(Beginning of Data)
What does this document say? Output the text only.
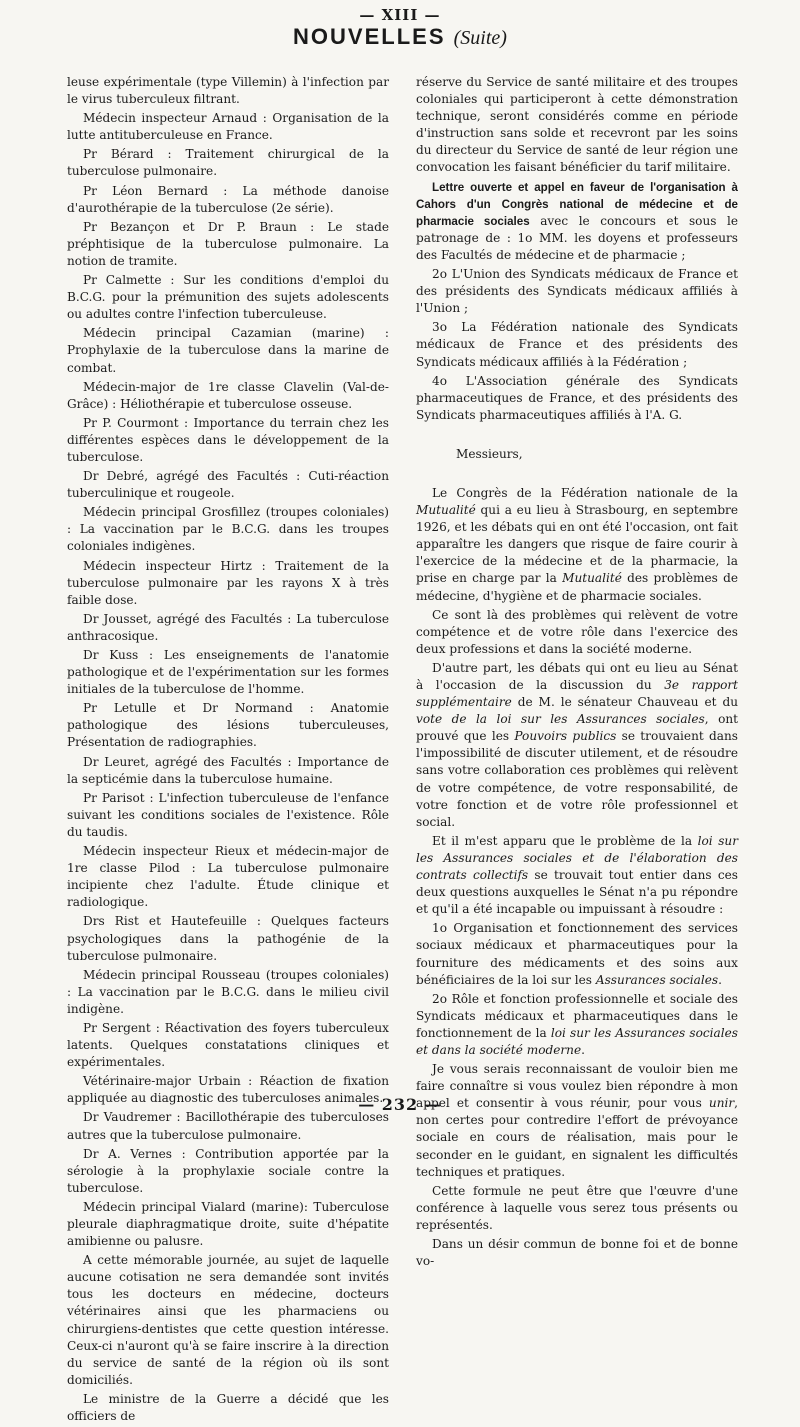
— XIII —
NOUVELLES (Suite)

leuse expérimentale (type Villemin) à l'infection par le virus tuberculeux filtrant.

Médecin inspecteur Arnaud : Organisation de la lutte antituberculeuse en France.

Pr Bérard : Traitement chirurgical de la tuberculose pulmonaire.

Pr Léon Bernard : La méthode danoise d'aurothérapie de la tuberculose (2e série).

Pr Bezançon et Dr P. Braun : Le stade préphtisique de la tuberculose pulmonaire. La notion de tramite.

Pr Calmette : Sur les conditions d'emploi du B.C.G. pour la prémunition des sujets adolescents ou adultes contre l'infection tuberculeuse.

Médecin principal Cazamian (marine) : Prophylaxie de la tuberculose dans la marine de combat.

Médecin-major de 1re classe Clavelin (Val-de-Grâce) : Héliothérapie et tuberculose osseuse.

Pr P. Courmont : Importance du terrain chez les différentes espèces dans le développement de la tuberculose.

Dr Debré, agrégé des Facultés : Cuti-réaction tuberculinique et rougeole.

Médecin principal Grosfillez (troupes coloniales) : La vaccination par le B.C.G. dans les troupes coloniales indigènes.

Médecin inspecteur Hirtz : Traitement de la tuberculose pulmonaire par les rayons X à très faible dose.

Dr Jousset, agrégé des Facultés : La tuberculose anthracosique.

Dr Kuss : Les enseignements de l'anatomie pathologique et de l'expérimentation sur les formes initiales de la tuberculose de l'homme.

Pr Letulle et Dr Normand : Anatomie pathologique des lésions tuberculeuses, Présentation de radiographies.

Dr Leuret, agrégé des Facultés : Importance de la septicémie dans la tuberculose humaine.

Pr Parisot : L'infection tuberculeuse de l'enfance suivant les conditions sociales de l'existence. Rôle du taudis.

Médecin inspecteur Rieux et médecin-major de 1re classe Pilod : La tuberculose pulmonaire incipiente chez l'adulte. Étude clinique et radiologique.

Drs Rist et Hautefeuille : Quelques facteurs psychologiques dans la pathogénie de la tuberculose pulmonaire.

Médecin principal Rousseau (troupes coloniales) : La vaccination par le B.C.G. dans le milieu civil indigène.

Pr Sergent : Réactivation des foyers tuberculeux latents. Quelques constatations cliniques et expérimentales.

Vétérinaire-major Urbain : Réaction de fixation appliquée au diagnostic des tuberculoses animales.

Dr Vaudremer : Bacillothérapie des tuberculoses autres que la tuberculose pulmonaire.

Dr A. Vernes : Contribution apportée par la sérologie à la prophylaxie sociale contre la tuberculose.

Médecin principal Vialard (marine): Tuberculose pleurale diaphragmatique droite, suite d'hépatite amibienne ou palusre.

A cette mémorable journée, au sujet de laquelle aucune cotisation ne sera demandée sont invités tous les docteurs en médecine, docteurs vétérinaires ainsi que les pharmaciens ou chirurgiens-dentistes que cette question intéresse. Ceux-ci n'auront qu'à se faire inscrire à la direction du service de santé de la région où ils sont domiciliés.

Le ministre de la Guerre a décidé que les officiers de

réserve du Service de santé militaire et des troupes coloniales qui participeront à cette démonstration technique, seront considérés comme en période d'instruction sans solde et recevront par les soins du directeur du Service de santé de leur région une convocation les faisant bénéficier du tarif militaire.

Lettre ouverte et appel en faveur de l'organisation à Cahors d'un Congrès national de médecine et de pharmacie sociales avec le concours et sous le patronage de : 1o MM. les doyens et professeurs des Facultés de médecine et de pharmacie ;

2o L'Union des Syndicats médicaux de France et des présidents des Syndicats médicaux affiliés à l'Union ;

3o La Fédération nationale des Syndicats médicaux de France et des présidents des Syndicats médicaux affiliés à la Fédération ;

4o L'Association générale des Syndicats pharmaceutiques de France, et des présidents des Syndicats pharmaceutiques affiliés à l'A. G.

Messieurs,

Le Congrès de la Fédération nationale de la Mutualité qui a eu lieu à Strasbourg, en septembre 1926, et les débats qui en ont été l'occasion, ont fait apparaître les dangers que risque de faire courir à l'exercice de la médecine et de la pharmacie, la prise en charge par la Mutualité des problèmes de médecine, d'hygiène et de pharmacie sociales.

Ce sont là des problèmes qui relèvent de votre compétence et de votre rôle dans l'exercice des deux professions et dans la société moderne.

D'autre part, les débats qui ont eu lieu au Sénat à l'occasion de la discussion du 3e rapport supplémentaire de M. le sénateur Chauveau et du vote de la loi sur les Assurances sociales, ont prouvé que les Pouvoirs publics se trouvaient dans l'impossibilité de discuter utilement, et de résoudre sans votre collaboration ces problèmes qui relèvent de votre compétence, de votre responsabilité, de votre fonction et de votre rôle professionnel et social.

Et il m'est apparu que le problème de la loi sur les Assurances sociales et de l'élaboration des contrats collectifs se trouvait tout entier dans ces deux questions auxquelles le Sénat n'a pu répondre et qu'il a été incapable ou impuissant à résoudre :

1o Organisation et fonctionnement des services sociaux médicaux et pharmaceutiques pour la fourniture des médicaments et des soins aux bénéficiaires de la loi sur les Assurances sociales.

2o Rôle et fonction professionnelle et sociale des Syndicats médicaux et pharmaceutiques dans le fonctionnement de la loi sur les Assurances sociales et dans la société moderne.

Je vous serais reconnaissant de vouloir bien me faire connaître si vous voulez bien répondre à mon appel et consentir à vous réunir, pour vous unir, non certes pour contredire l'effort de prévoyance sociale en cours de réalisation, mais pour le seconder en le guidant, en signalent les difficultés techniques et pratiques.

Cette formule ne peut être que l'œuvre d'une conférence à laquelle vous serez tous présents ou représentés.

Dans un désir commun de bonne foi et de bonne vo-

— 232 —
(End of Data)
- What the exercise asks -
Hand back the records above exactly, leaving out every picture.

- Final answer -
What does this document say? Output the text only.
— XIII —
NOUVELLES (Suite)

leuse expérimentale (type Villemin) à l'infection par le virus tuberculeux filtrant.

Médecin inspecteur Arnaud : Organisation de la lutte antituberculeuse en France.

Pr Bérard : Traitement chirurgical de la tuberculose pulmonaire.

Pr Léon Bernard : La méthode danoise d'aurothérapie de la tuberculose (2e série).

Pr Bezançon et Dr P. Braun : Le stade préphtisique de la tuberculose pulmonaire. La notion de tramite.

Pr Calmette : Sur les conditions d'emploi du B.C.G. pour la prémunition des sujets adolescents ou adultes contre l'infection tuberculeuse.

Médecin principal Cazamian (marine) : Prophylaxie de la tuberculose dans la marine de combat.

Médecin-major de 1re classe Clavelin (Val-de-Grâce) : Héliothérapie et tuberculose osseuse.

Pr P. Courmont : Importance du terrain chez les différentes espèces dans le développement de la tuberculose.

Dr Debré, agrégé des Facultés : Cuti-réaction tuberculinique et rougeole.

Médecin principal Grosfillez (troupes coloniales) : La vaccination par le B.C.G. dans les troupes coloniales indigènes.

Médecin inspecteur Hirtz : Traitement de la tuberculose pulmonaire par les rayons X à très faible dose.

Dr Jousset, agrégé des Facultés : La tuberculose anthracosique.

Dr Kuss : Les enseignements de l'anatomie pathologique et de l'expérimentation sur les formes initiales de la tuberculose de l'homme.

Pr Letulle et Dr Normand : Anatomie pathologique des lésions tuberculeuses, Présentation de radiographies.

Dr Leuret, agrégé des Facultés : Importance de la septicémie dans la tuberculose humaine.

Pr Parisot : L'infection tuberculeuse de l'enfance suivant les conditions sociales de l'existence. Rôle du taudis.

Médecin inspecteur Rieux et médecin-major de 1re classe Pilod : La tuberculose pulmonaire incipiente chez l'adulte. Étude clinique et radiologique.

Drs Rist et Hautefeuille : Quelques facteurs psychologiques dans la pathogénie de la tuberculose pulmonaire.

Médecin principal Rousseau (troupes coloniales) : La vaccination par le B.C.G. dans le milieu civil indigène.

Pr Sergent : Réactivation des foyers tuberculeux latents. Quelques constatations cliniques et expérimentales.

Vétérinaire-major Urbain : Réaction de fixation appliquée au diagnostic des tuberculoses animales.

Dr Vaudremer : Bacillothérapie des tuberculoses autres que la tuberculose pulmonaire.

Dr A. Vernes : Contribution apportée par la sérologie à la prophylaxie sociale contre la tuberculose.

Médecin principal Vialard (marine): Tuberculose pleurale diaphragmatique droite, suite d'hépatite amibienne ou palusre.

A cette mémorable journée, au sujet de laquelle aucune cotisation ne sera demandée sont invités tous les docteurs en médecine, docteurs vétérinaires ainsi que les pharmaciens ou chirurgiens-dentistes que cette question intéresse. Ceux-ci n'auront qu'à se faire inscrire à la direction du service de santé de la région où ils sont domiciliés.

Le ministre de la Guerre a décidé que les officiers de

réserve du Service de santé militaire et des troupes coloniales qui participeront à cette démonstration technique, seront considérés comme en période d'instruction sans solde et recevront par les soins du directeur du Service de santé de leur région une convocation les faisant bénéficier du tarif militaire.

Lettre ouverte et appel en faveur de l'organisation à Cahors d'un Congrès national de médecine et de pharmacie sociales avec le concours et sous le patronage de : 1o MM. les doyens et professeurs des Facultés de médecine et de pharmacie ;

2o L'Union des Syndicats médicaux de France et des présidents des Syndicats médicaux affiliés à l'Union ;

3o La Fédération nationale des Syndicats médicaux de France et des présidents des Syndicats médicaux affiliés à la Fédération ;

4o L'Association générale des Syndicats pharmaceutiques de France, et des présidents des Syndicats pharmaceutiques affiliés à l'A. G.

Messieurs,

Le Congrès de la Fédération nationale de la Mutualité qui a eu lieu à Strasbourg, en septembre 1926, et les débats qui en ont été l'occasion, ont fait apparaître les dangers que risque de faire courir à l'exercice de la médecine et de la pharmacie, la prise en charge par la Mutualité des problèmes de médecine, d'hygiène et de pharmacie sociales.

Ce sont là des problèmes qui relèvent de votre compétence et de votre rôle dans l'exercice des deux professions et dans la société moderne.

D'autre part, les débats qui ont eu lieu au Sénat à l'occasion de la discussion du 3e rapport supplémentaire de M. le sénateur Chauveau et du vote de la loi sur les Assurances sociales, ont prouvé que les Pouvoirs publics se trouvaient dans l'impossibilité de discuter utilement, et de résoudre sans votre collaboration ces problèmes qui relèvent de votre compétence, de votre responsabilité, de votre fonction et de votre rôle professionnel et social.

Et il m'est apparu que le problème de la loi sur les Assurances sociales et de l'élaboration des contrats collectifs se trouvait tout entier dans ces deux questions auxquelles le Sénat n'a pu répondre et qu'il a été incapable ou impuissant à résoudre :

1o Organisation et fonctionnement des services sociaux médicaux et pharmaceutiques pour la fourniture des médicaments et des soins aux bénéficiaires de la loi sur les Assurances sociales.

2o Rôle et fonction professionnelle et sociale des Syndicats médicaux et pharmaceutiques dans le fonctionnement de la loi sur les Assurances sociales et dans la société moderne.

Je vous serais reconnaissant de vouloir bien me faire connaître si vous voulez bien répondre à mon appel et consentir à vous réunir, pour vous unir, non certes pour contredire l'effort de prévoyance sociale en cours de réalisation, mais pour le seconder en le guidant, en signalent les difficultés techniques et pratiques.

Cette formule ne peut être que l'œuvre d'une conférence à laquelle vous serez tous présents ou représentés.

Dans un désir commun de bonne foi et de bonne vo-

— 232 —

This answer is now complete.